** begin **
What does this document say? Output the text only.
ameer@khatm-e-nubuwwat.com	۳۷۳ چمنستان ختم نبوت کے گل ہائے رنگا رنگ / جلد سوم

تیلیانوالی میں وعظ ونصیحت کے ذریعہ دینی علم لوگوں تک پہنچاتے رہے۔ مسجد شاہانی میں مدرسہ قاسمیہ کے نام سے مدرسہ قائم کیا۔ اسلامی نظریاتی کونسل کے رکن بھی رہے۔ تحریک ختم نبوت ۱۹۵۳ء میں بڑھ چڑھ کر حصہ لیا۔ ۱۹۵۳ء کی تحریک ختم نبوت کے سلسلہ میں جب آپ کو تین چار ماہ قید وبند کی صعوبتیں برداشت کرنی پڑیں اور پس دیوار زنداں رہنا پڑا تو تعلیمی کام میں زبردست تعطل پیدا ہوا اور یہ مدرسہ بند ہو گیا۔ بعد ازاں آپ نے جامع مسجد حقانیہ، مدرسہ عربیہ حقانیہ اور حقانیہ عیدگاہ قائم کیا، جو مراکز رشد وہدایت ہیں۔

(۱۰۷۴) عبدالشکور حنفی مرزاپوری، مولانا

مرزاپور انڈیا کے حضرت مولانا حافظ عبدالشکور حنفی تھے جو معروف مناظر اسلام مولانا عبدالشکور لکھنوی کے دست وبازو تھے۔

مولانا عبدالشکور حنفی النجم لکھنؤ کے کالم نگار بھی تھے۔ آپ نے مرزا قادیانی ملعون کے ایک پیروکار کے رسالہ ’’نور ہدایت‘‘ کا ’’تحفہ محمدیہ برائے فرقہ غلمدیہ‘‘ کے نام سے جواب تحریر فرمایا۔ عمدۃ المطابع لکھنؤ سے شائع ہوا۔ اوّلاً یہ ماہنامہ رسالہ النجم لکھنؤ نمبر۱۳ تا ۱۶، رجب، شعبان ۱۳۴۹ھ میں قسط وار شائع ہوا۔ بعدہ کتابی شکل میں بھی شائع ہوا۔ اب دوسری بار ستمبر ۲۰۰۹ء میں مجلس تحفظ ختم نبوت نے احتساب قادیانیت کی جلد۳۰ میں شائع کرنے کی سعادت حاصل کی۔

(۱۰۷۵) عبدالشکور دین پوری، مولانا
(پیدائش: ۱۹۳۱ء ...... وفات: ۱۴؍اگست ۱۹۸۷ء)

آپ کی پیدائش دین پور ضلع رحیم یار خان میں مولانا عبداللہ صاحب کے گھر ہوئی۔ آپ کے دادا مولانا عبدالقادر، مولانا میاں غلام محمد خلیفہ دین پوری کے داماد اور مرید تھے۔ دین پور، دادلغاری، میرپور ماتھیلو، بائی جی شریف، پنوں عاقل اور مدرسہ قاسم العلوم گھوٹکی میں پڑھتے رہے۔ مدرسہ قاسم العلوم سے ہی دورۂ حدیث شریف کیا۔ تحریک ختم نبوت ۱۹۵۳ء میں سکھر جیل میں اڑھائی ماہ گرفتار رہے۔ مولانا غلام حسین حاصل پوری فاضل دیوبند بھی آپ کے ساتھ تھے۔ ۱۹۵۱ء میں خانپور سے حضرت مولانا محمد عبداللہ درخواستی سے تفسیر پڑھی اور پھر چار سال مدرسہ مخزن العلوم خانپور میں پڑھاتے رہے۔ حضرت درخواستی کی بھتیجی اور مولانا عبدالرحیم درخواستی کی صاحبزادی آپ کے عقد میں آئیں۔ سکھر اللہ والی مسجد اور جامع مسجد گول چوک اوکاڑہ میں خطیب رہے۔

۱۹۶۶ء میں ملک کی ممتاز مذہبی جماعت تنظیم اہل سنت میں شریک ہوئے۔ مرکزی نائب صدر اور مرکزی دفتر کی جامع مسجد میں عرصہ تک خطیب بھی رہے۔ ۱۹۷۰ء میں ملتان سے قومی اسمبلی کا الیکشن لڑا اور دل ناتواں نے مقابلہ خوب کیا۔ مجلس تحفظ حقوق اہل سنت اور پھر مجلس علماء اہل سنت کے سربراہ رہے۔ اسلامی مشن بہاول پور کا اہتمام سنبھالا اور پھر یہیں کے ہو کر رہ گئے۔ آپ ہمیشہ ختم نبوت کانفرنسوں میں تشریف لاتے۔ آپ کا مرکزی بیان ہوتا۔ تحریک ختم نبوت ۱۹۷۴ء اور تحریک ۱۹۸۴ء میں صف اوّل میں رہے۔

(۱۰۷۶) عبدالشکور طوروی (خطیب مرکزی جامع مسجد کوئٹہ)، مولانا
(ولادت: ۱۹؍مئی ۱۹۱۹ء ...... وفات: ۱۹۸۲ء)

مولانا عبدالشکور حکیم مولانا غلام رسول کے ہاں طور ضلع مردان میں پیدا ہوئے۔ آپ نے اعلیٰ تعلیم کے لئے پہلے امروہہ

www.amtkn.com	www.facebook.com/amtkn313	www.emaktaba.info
** end **
Locate the lines above that contain "وفات" and copy them.

(پیدائش: ۱۹۳۱ء ...... وفات: ۱۴؍اگست ۱۹۸۷ء)
(ولادت: ۱۹؍مئی ۱۹۱۹ء ...... وفات: ۱۹۸۲ء)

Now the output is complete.